List each line holding the string "name".

[Records from a collection of figures]

[start]

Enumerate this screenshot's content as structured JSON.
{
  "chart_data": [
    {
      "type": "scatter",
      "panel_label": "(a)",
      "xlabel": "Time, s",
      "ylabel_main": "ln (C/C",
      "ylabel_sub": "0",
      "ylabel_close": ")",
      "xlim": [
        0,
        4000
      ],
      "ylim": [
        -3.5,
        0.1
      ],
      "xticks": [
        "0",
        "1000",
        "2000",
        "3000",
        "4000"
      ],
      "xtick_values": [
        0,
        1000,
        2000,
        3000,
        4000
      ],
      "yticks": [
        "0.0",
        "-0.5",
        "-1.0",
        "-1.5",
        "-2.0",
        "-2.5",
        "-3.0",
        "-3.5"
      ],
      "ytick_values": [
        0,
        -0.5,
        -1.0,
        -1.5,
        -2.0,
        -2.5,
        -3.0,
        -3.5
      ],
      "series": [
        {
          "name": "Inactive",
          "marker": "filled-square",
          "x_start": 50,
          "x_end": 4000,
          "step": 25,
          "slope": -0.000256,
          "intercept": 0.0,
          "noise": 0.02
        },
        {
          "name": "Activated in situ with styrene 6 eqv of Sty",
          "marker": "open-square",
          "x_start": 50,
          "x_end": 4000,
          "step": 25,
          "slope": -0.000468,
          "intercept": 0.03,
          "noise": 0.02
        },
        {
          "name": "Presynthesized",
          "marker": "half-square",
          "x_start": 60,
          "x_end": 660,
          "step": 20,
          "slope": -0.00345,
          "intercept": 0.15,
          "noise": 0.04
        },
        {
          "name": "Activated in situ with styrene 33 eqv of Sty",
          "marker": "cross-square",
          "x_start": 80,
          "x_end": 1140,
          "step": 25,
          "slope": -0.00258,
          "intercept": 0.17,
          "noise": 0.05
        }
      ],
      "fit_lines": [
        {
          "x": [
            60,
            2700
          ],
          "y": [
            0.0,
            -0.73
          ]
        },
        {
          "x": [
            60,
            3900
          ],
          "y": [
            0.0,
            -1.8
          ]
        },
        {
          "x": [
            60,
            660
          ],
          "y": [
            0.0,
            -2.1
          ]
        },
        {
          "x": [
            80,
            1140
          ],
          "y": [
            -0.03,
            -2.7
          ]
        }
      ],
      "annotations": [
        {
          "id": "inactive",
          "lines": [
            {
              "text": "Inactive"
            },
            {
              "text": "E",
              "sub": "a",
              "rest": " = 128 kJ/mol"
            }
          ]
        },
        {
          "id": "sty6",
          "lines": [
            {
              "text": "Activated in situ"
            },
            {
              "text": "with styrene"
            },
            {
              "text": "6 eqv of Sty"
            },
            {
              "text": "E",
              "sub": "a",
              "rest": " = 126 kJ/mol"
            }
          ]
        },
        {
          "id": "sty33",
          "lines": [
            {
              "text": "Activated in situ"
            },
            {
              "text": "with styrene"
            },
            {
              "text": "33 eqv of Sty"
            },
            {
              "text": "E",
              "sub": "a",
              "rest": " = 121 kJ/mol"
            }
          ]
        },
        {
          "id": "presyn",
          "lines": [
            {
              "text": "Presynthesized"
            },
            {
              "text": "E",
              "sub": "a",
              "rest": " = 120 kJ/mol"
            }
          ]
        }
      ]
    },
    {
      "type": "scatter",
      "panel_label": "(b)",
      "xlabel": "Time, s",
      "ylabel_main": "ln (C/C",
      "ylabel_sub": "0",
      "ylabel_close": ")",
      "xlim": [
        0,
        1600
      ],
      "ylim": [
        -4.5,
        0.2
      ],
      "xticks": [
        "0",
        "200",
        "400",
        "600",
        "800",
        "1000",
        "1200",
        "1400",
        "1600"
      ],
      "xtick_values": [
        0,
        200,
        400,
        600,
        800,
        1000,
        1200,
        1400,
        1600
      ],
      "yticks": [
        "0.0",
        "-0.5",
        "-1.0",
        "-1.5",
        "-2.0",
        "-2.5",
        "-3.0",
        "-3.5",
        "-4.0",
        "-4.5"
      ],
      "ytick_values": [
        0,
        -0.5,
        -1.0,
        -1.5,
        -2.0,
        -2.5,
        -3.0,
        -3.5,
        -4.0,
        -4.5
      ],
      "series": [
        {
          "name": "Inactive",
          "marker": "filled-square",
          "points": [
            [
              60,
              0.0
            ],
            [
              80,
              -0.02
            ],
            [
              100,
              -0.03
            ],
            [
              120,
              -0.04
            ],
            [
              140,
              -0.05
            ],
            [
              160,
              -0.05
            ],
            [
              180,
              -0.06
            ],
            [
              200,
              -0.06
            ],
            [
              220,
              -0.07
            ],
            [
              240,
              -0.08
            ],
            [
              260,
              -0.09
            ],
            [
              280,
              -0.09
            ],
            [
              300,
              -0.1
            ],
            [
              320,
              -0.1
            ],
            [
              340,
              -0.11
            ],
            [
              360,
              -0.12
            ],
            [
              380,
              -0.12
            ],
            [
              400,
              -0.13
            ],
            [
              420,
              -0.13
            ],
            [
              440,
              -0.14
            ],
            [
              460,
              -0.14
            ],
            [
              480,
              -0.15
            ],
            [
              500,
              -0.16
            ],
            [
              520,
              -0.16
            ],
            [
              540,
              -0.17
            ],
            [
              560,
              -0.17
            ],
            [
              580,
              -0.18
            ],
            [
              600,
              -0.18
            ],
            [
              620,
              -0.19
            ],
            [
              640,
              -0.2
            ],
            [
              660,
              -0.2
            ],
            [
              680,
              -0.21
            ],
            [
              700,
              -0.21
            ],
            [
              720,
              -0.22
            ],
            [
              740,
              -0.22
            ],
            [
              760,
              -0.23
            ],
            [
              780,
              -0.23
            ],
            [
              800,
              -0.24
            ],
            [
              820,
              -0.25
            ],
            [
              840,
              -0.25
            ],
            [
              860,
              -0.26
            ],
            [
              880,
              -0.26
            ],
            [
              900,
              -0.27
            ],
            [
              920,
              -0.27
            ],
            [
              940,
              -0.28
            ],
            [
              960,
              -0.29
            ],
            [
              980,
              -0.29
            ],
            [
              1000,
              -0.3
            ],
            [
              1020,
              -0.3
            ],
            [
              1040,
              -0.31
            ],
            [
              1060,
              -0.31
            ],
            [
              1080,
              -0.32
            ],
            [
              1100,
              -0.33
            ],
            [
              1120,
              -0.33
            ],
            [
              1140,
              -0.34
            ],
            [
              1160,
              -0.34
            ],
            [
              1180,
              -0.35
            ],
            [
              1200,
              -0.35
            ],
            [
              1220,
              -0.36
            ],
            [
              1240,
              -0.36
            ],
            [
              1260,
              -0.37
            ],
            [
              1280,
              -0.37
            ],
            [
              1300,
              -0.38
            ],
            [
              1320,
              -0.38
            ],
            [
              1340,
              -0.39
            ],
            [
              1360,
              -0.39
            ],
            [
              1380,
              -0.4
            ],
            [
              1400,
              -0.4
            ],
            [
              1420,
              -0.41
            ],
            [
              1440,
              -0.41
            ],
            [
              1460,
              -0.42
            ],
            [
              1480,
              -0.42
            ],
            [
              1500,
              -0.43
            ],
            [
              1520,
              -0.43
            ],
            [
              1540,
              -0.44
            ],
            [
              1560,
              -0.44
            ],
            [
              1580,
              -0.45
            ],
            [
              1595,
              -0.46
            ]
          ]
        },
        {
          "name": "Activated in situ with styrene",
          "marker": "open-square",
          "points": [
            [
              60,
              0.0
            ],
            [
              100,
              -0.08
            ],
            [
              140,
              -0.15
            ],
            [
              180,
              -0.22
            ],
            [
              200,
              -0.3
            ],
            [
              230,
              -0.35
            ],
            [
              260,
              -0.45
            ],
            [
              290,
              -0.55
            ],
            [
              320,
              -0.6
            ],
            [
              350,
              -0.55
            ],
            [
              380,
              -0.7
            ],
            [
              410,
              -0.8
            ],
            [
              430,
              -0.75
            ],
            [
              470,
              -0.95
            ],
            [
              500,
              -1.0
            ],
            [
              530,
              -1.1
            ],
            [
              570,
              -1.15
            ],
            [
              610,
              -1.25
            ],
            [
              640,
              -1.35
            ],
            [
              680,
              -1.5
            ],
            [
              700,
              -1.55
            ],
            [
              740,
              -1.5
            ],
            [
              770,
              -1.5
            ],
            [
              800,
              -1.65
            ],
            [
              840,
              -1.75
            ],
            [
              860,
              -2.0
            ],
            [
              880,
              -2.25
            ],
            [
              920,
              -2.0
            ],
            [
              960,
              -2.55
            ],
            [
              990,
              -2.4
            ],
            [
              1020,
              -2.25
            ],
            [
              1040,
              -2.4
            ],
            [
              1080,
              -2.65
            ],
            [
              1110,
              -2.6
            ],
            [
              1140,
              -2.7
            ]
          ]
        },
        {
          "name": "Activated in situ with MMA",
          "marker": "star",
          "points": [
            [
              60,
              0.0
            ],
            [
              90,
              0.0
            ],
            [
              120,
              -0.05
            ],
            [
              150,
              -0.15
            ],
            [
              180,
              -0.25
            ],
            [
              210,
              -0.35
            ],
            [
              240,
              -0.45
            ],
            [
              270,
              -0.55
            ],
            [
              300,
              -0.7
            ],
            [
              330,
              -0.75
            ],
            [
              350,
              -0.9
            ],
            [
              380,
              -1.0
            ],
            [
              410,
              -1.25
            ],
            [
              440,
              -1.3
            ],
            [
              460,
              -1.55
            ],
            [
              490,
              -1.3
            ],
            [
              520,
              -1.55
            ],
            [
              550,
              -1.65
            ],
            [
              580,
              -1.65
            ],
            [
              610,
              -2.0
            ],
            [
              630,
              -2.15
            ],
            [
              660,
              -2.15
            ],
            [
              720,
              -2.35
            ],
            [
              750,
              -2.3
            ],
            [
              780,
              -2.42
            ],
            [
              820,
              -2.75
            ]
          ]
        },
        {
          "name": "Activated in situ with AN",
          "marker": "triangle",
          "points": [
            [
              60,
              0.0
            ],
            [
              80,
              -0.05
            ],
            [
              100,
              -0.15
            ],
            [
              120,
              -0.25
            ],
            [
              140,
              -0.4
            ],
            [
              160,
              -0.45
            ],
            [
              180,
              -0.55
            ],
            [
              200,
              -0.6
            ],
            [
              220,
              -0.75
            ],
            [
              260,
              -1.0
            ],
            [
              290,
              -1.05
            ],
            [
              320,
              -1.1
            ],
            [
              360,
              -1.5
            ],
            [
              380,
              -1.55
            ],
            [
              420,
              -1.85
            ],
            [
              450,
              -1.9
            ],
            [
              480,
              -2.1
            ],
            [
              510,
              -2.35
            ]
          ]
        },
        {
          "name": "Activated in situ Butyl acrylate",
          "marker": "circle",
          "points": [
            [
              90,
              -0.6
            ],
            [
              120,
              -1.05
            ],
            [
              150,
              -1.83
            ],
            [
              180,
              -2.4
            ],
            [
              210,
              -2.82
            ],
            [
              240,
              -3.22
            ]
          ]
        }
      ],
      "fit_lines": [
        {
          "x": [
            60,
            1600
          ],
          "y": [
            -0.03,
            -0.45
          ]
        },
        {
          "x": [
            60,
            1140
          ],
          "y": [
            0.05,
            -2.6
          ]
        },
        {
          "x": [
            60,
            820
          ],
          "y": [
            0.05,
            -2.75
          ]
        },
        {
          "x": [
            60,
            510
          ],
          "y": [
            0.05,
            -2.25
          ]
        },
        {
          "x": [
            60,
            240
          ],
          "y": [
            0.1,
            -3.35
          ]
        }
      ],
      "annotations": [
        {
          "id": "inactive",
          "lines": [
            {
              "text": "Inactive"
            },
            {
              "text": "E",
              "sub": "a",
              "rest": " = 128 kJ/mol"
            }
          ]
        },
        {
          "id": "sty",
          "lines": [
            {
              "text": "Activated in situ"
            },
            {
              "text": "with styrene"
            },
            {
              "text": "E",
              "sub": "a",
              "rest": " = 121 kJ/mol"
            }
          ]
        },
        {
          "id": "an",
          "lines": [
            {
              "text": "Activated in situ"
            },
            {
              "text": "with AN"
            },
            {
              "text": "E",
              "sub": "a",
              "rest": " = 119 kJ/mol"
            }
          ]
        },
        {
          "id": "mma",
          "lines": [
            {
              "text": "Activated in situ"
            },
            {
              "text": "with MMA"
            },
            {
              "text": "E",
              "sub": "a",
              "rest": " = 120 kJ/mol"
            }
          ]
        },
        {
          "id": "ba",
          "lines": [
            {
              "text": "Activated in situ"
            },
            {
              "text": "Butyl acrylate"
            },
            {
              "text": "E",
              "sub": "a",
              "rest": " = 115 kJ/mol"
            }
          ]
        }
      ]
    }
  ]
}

[end]

THE ANSWER:
          "name": "Inactive",
          "name": "Activated in situ with styrene 6 eqv of Sty",
          "name": "Presynthesized",
          "name": "Activated in situ with styrene 33 eqv of Sty",
          "name": "Inactive",
          "name": "Activated in situ with styrene",
          "name": "Activated in situ with MMA",
          "name": "Activated in situ with AN",
          "name": "Activated in situ Butyl acrylate",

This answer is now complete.